§ What the task requires
Repeat the full listing, word for word.

(Data items)
● ● ● ● ●
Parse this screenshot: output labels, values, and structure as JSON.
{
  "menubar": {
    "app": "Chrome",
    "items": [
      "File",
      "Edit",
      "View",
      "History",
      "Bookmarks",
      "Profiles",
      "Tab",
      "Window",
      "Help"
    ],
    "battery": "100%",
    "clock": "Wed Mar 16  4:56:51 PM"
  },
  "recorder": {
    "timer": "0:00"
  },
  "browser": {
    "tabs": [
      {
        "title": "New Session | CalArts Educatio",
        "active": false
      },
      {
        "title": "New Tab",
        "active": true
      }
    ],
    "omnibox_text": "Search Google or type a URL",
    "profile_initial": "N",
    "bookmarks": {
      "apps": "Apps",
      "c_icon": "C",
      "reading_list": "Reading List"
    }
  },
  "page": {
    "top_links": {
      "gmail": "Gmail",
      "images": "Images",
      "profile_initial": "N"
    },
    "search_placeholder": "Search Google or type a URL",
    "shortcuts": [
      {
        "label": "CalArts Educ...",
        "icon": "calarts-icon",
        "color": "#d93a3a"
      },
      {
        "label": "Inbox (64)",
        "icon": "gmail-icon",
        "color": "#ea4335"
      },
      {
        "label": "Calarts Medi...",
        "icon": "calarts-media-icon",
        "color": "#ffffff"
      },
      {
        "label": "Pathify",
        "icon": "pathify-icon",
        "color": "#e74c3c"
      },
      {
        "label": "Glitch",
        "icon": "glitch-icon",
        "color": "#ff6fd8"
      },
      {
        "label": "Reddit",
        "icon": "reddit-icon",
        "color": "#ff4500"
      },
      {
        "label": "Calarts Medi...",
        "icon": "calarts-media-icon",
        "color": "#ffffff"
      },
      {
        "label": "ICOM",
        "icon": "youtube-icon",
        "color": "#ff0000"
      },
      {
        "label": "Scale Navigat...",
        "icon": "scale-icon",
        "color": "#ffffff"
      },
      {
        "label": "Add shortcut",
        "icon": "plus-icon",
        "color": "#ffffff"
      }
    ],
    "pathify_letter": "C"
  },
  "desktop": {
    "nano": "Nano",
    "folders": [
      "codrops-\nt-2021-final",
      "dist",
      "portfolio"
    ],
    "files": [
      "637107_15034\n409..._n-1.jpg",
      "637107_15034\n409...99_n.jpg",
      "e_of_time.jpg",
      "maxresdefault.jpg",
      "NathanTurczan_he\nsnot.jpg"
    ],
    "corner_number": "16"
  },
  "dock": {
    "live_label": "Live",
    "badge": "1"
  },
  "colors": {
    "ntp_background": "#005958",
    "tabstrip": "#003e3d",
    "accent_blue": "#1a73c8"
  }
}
● ● ● ● ●
§ Expected answer
Parse this screenshot: output labels, values, and structure as JSON.
{
  "menubar": {
    "app": "Chrome",
    "items": [
      "File",
      "Edit",
      "View",
      "History",
      "Bookmarks",
      "Profiles",
      "Tab",
      "Window",
      "Help"
    ],
    "battery": "100%",
    "clock": "Wed Mar 16  4:56:51 PM"
  },
  "recorder": {
    "timer": "0:00"
  },
  "browser": {
    "tabs": [
      {
        "title": "New Session | CalArts Educatio",
        "active": false
      },
      {
        "title": "New Tab",
        "active": true
      }
    ],
    "omnibox_text": "Search Google or type a URL",
    "profile_initial": "N",
    "bookmarks": {
      "apps": "Apps",
      "c_icon": "C",
      "reading_list": "Reading List"
    }
  },
  "page": {
    "top_links": {
      "gmail": "Gmail",
      "images": "Images",
      "profile_initial": "N"
    },
    "search_placeholder": "Search Google or type a URL",
    "shortcuts": [
      {
        "label": "CalArts Educ...",
        "icon": "calarts-icon",
        "color": "#d93a3a"
      },
      {
        "label": "Inbox (64)",
        "icon": "gmail-icon",
        "color": "#ea4335"
      },
      {
        "label": "Calarts Medi...",
        "icon": "calarts-media-icon",
        "color": "#ffffff"
      },
      {
        "label": "Pathify",
        "icon": "pathify-icon",
        "color": "#e74c3c"
      },
      {
        "label": "Glitch",
        "icon": "glitch-icon",
        "color": "#ff6fd8"
      },
      {
        "label": "Reddit",
        "icon": "reddit-icon",
        "color": "#ff4500"
      },
      {
        "label": "Calarts Medi...",
        "icon": "calarts-media-icon",
        "color": "#ffffff"
      },
      {
        "label": "ICOM",
        "icon": "youtube-icon",
        "color": "#ff0000"
      },
      {
        "label": "Scale Navigat...",
        "icon": "scale-icon",
        "color": "#ffffff"
      },
      {
        "label": "Add shortcut",
        "icon": "plus-icon",
        "color": "#ffffff"
      }
    ],
    "pathify_letter": "C"
  },
  "desktop": {
    "nano": "Nano",
    "folders": [
      "codrops-\nt-2021-final",
      "dist",
      "portfolio"
    ],
    "files": [
      "637107_15034\n409..._n-1.jpg",
      "637107_15034\n409...99_n.jpg",
      "e_of_time.jpg",
      "maxresdefault.jpg",
      "NathanTurczan_he\nsnot.jpg"
    ],
    "corner_number": "16"
  },
  "dock": {
    "live_label": "Live",
    "badge": "1"
  },
  "colors": {
    "ntp_background": "#005958",
    "tabstrip": "#003e3d",
    "accent_blue": "#1a73c8"
  }
}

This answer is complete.